● **Problem description**: Copy out, from the entries below, each line holding the string "پیوست".

● **Information supplied**:
◆ ◆ ◆
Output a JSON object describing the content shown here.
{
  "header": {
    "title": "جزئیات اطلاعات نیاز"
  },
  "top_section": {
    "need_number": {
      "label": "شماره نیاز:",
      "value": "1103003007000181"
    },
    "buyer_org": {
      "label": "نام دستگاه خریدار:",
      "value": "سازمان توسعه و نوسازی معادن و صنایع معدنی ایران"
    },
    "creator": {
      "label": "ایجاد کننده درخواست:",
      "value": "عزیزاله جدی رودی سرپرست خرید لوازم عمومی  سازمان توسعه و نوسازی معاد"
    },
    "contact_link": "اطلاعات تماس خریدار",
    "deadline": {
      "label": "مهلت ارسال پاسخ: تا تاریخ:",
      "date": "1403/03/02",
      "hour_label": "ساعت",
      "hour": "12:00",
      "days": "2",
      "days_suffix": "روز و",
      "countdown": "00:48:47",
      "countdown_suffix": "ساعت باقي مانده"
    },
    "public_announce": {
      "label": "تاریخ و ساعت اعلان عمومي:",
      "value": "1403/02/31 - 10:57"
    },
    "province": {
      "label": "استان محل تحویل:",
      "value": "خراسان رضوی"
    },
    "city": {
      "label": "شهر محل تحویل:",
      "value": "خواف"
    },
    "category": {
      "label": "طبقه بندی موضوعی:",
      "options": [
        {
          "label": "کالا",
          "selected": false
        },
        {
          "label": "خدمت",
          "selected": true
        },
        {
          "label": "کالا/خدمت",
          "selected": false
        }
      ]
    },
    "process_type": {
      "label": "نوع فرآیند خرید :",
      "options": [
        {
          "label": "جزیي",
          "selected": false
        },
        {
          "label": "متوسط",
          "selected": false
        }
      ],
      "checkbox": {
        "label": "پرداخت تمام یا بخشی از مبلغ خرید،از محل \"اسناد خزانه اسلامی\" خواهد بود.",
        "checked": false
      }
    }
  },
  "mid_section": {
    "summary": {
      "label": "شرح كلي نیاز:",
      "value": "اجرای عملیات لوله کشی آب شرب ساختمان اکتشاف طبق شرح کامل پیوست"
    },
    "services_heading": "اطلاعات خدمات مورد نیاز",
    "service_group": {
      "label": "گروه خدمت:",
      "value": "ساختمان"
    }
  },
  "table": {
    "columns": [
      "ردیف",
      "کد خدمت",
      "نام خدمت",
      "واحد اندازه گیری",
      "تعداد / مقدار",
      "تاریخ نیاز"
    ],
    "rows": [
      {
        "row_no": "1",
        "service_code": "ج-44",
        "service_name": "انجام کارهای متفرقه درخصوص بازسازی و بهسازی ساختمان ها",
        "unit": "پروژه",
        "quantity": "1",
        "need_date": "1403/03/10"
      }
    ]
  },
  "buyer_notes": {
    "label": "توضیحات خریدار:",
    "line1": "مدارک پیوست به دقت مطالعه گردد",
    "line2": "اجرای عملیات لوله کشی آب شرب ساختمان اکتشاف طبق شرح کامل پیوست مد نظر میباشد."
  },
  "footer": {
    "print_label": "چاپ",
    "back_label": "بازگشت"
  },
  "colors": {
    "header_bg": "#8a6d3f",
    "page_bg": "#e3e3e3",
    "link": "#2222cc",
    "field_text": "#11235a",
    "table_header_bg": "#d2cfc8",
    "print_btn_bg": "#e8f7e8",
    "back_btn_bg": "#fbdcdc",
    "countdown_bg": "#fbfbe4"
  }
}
◆ ◆ ◆
● **Solution**:
      "value": "اجرای عملیات لوله کشی آب شرب ساختمان اکتشاف طبق شرح کامل پیوست"
    "line1": "مدارک پیوست به دقت مطالعه گردد",
    "line2": "اجرای عملیات لوله کشی آب شرب ساختمان اکتشاف طبق شرح کامل پیوست مد نظر میباشد."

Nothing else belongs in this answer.